** Start of RECORDS FOR THE EXERCISE **

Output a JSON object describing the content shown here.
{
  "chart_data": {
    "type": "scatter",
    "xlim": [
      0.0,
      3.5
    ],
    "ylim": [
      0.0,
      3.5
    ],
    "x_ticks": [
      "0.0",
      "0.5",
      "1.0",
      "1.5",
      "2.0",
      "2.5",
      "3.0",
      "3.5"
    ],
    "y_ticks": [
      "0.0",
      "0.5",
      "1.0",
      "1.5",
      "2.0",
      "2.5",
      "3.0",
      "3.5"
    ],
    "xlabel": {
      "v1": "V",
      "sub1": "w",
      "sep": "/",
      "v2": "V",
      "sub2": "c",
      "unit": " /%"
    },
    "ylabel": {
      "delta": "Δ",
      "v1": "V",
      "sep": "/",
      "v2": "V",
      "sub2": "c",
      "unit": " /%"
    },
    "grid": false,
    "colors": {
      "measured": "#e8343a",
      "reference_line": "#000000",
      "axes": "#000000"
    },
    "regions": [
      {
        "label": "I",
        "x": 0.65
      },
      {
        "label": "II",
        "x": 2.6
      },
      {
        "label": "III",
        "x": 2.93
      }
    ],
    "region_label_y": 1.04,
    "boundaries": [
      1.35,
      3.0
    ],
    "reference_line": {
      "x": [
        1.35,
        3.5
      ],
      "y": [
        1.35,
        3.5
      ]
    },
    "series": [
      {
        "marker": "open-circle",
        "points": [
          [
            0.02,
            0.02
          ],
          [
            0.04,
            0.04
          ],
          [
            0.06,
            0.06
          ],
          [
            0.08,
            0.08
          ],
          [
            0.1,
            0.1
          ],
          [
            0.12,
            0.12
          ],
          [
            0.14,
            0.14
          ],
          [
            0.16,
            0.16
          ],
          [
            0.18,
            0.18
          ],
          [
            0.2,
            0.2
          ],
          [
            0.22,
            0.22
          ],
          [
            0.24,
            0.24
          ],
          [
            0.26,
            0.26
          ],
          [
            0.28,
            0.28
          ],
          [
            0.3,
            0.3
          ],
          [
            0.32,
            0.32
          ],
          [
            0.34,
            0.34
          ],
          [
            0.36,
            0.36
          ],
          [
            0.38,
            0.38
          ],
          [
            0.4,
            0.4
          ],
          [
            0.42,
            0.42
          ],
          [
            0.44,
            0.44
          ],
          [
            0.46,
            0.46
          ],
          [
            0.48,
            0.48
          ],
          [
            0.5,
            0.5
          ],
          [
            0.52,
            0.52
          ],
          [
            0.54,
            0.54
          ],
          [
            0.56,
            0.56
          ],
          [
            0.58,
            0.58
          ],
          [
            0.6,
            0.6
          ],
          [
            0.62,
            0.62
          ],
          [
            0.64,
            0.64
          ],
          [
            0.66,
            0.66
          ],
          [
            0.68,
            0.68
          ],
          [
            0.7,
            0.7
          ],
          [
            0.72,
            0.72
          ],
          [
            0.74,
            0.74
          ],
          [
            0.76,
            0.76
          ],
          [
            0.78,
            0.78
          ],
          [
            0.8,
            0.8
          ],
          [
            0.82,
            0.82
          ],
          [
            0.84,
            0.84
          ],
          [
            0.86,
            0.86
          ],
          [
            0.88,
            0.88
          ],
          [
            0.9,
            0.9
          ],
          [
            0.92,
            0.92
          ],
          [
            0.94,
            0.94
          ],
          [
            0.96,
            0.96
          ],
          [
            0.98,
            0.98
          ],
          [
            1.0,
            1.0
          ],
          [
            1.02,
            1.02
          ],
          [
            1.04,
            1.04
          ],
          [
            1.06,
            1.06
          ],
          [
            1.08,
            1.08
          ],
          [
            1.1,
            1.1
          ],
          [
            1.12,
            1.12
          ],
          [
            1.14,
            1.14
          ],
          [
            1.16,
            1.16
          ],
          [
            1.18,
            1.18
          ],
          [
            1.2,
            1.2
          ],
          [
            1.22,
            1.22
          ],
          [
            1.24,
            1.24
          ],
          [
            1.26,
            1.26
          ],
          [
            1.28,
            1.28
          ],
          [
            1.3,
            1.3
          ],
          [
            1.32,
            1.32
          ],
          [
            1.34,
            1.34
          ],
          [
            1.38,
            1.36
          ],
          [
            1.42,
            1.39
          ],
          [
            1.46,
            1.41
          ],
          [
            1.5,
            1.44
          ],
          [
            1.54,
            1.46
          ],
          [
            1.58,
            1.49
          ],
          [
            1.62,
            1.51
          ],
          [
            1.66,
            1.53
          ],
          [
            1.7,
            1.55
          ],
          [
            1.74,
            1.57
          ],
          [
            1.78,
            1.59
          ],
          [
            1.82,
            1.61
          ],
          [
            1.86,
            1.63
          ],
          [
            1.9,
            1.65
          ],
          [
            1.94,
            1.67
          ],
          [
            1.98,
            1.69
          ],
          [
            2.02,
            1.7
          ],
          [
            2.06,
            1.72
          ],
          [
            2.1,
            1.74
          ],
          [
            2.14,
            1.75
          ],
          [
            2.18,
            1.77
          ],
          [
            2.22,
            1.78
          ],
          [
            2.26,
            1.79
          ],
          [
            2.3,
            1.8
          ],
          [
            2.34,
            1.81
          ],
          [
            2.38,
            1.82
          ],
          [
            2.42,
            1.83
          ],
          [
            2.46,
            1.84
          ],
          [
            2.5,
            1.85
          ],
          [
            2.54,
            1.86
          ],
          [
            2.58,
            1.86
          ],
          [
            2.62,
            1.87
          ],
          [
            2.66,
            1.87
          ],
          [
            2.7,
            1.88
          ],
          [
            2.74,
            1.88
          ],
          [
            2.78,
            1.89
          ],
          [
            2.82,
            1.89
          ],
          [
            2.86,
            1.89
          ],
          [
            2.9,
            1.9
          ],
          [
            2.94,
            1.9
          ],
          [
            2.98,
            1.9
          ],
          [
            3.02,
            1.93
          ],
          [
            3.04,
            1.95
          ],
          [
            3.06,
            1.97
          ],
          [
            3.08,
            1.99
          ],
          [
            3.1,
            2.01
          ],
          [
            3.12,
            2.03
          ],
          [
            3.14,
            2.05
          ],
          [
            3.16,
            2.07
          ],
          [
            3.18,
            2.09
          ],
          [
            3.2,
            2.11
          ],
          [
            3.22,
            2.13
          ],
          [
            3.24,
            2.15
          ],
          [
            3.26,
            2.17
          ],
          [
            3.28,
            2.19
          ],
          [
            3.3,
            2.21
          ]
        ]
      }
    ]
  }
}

** End of RECORDS FOR THE EXERCISE **

**REQUEST**
Reproduce each record exactly, leaving nothing out.

**EXERCISE RESULT**
Output a JSON object describing the content shown here.
{
  "chart_data": {
    "type": "scatter",
    "xlim": [
      0.0,
      3.5
    ],
    "ylim": [
      0.0,
      3.5
    ],
    "x_ticks": [
      "0.0",
      "0.5",
      "1.0",
      "1.5",
      "2.0",
      "2.5",
      "3.0",
      "3.5"
    ],
    "y_ticks": [
      "0.0",
      "0.5",
      "1.0",
      "1.5",
      "2.0",
      "2.5",
      "3.0",
      "3.5"
    ],
    "xlabel": {
      "v1": "V",
      "sub1": "w",
      "sep": "/",
      "v2": "V",
      "sub2": "c",
      "unit": " /%"
    },
    "ylabel": {
      "delta": "Δ",
      "v1": "V",
      "sep": "/",
      "v2": "V",
      "sub2": "c",
      "unit": " /%"
    },
    "grid": false,
    "colors": {
      "measured": "#e8343a",
      "reference_line": "#000000",
      "axes": "#000000"
    },
    "regions": [
      {
        "label": "I",
        "x": 0.65
      },
      {
        "label": "II",
        "x": 2.6
      },
      {
        "label": "III",
        "x": 2.93
      }
    ],
    "region_label_y": 1.04,
    "boundaries": [
      1.35,
      3.0
    ],
    "reference_line": {
      "x": [
        1.35,
        3.5
      ],
      "y": [
        1.35,
        3.5
      ]
    },
    "series": [
      {
        "marker": "open-circle",
        "points": [
          [
            0.02,
            0.02
          ],
          [
            0.04,
            0.04
          ],
          [
            0.06,
            0.06
          ],
          [
            0.08,
            0.08
          ],
          [
            0.1,
            0.1
          ],
          [
            0.12,
            0.12
          ],
          [
            0.14,
            0.14
          ],
          [
            0.16,
            0.16
          ],
          [
            0.18,
            0.18
          ],
          [
            0.2,
            0.2
          ],
          [
            0.22,
            0.22
          ],
          [
            0.24,
            0.24
          ],
          [
            0.26,
            0.26
          ],
          [
            0.28,
            0.28
          ],
          [
            0.3,
            0.3
          ],
          [
            0.32,
            0.32
          ],
          [
            0.34,
            0.34
          ],
          [
            0.36,
            0.36
          ],
          [
            0.38,
            0.38
          ],
          [
            0.4,
            0.4
          ],
          [
            0.42,
            0.42
          ],
          [
            0.44,
            0.44
          ],
          [
            0.46,
            0.46
          ],
          [
            0.48,
            0.48
          ],
          [
            0.5,
            0.5
          ],
          [
            0.52,
            0.52
          ],
          [
            0.54,
            0.54
          ],
          [
            0.56,
            0.56
          ],
          [
            0.58,
            0.58
          ],
          [
            0.6,
            0.6
          ],
          [
            0.62,
            0.62
          ],
          [
            0.64,
            0.64
          ],
          [
            0.66,
            0.66
          ],
          [
            0.68,
            0.68
          ],
          [
            0.7,
            0.7
          ],
          [
            0.72,
            0.72
          ],
          [
            0.74,
            0.74
          ],
          [
            0.76,
            0.76
          ],
          [
            0.78,
            0.78
          ],
          [
            0.8,
            0.8
          ],
          [
            0.82,
            0.82
          ],
          [
            0.84,
            0.84
          ],
          [
            0.86,
            0.86
          ],
          [
            0.88,
            0.88
          ],
          [
            0.9,
            0.9
          ],
          [
            0.92,
            0.92
          ],
          [
            0.94,
            0.94
          ],
          [
            0.96,
            0.96
          ],
          [
            0.98,
            0.98
          ],
          [
            1.0,
            1.0
          ],
          [
            1.02,
            1.02
          ],
          [
            1.04,
            1.04
          ],
          [
            1.06,
            1.06
          ],
          [
            1.08,
            1.08
          ],
          [
            1.1,
            1.1
          ],
          [
            1.12,
            1.12
          ],
          [
            1.14,
            1.14
          ],
          [
            1.16,
            1.16
          ],
          [
            1.18,
            1.18
          ],
          [
            1.2,
            1.2
          ],
          [
            1.22,
            1.22
          ],
          [
            1.24,
            1.24
          ],
          [
            1.26,
            1.26
          ],
          [
            1.28,
            1.28
          ],
          [
            1.3,
            1.3
          ],
          [
            1.32,
            1.32
          ],
          [
            1.34,
            1.34
          ],
          [
            1.38,
            1.36
          ],
          [
            1.42,
            1.39
          ],
          [
            1.46,
            1.41
          ],
          [
            1.5,
            1.44
          ],
          [
            1.54,
            1.46
          ],
          [
            1.58,
            1.49
          ],
          [
            1.62,
            1.51
          ],
          [
            1.66,
            1.53
          ],
          [
            1.7,
            1.55
          ],
          [
            1.74,
            1.57
          ],
          [
            1.78,
            1.59
          ],
          [
            1.82,
            1.61
          ],
          [
            1.86,
            1.63
          ],
          [
            1.9,
            1.65
          ],
          [
            1.94,
            1.67
          ],
          [
            1.98,
            1.69
          ],
          [
            2.02,
            1.7
          ],
          [
            2.06,
            1.72
          ],
          [
            2.1,
            1.74
          ],
          [
            2.14,
            1.75
          ],
          [
            2.18,
            1.77
          ],
          [
            2.22,
            1.78
          ],
          [
            2.26,
            1.79
          ],
          [
            2.3,
            1.8
          ],
          [
            2.34,
            1.81
          ],
          [
            2.38,
            1.82
          ],
          [
            2.42,
            1.83
          ],
          [
            2.46,
            1.84
          ],
          [
            2.5,
            1.85
          ],
          [
            2.54,
            1.86
          ],
          [
            2.58,
            1.86
          ],
          [
            2.62,
            1.87
          ],
          [
            2.66,
            1.87
          ],
          [
            2.7,
            1.88
          ],
          [
            2.74,
            1.88
          ],
          [
            2.78,
            1.89
          ],
          [
            2.82,
            1.89
          ],
          [
            2.86,
            1.89
          ],
          [
            2.9,
            1.9
          ],
          [
            2.94,
            1.9
          ],
          [
            2.98,
            1.9
          ],
          [
            3.02,
            1.93
          ],
          [
            3.04,
            1.95
          ],
          [
            3.06,
            1.97
          ],
          [
            3.08,
            1.99
          ],
          [
            3.1,
            2.01
          ],
          [
            3.12,
            2.03
          ],
          [
            3.14,
            2.05
          ],
          [
            3.16,
            2.07
          ],
          [
            3.18,
            2.09
          ],
          [
            3.2,
            2.11
          ],
          [
            3.22,
            2.13
          ],
          [
            3.24,
            2.15
          ],
          [
            3.26,
            2.17
          ],
          [
            3.28,
            2.19
          ],
          [
            3.3,
            2.21
          ]
        ]
      }
    ]
  }
}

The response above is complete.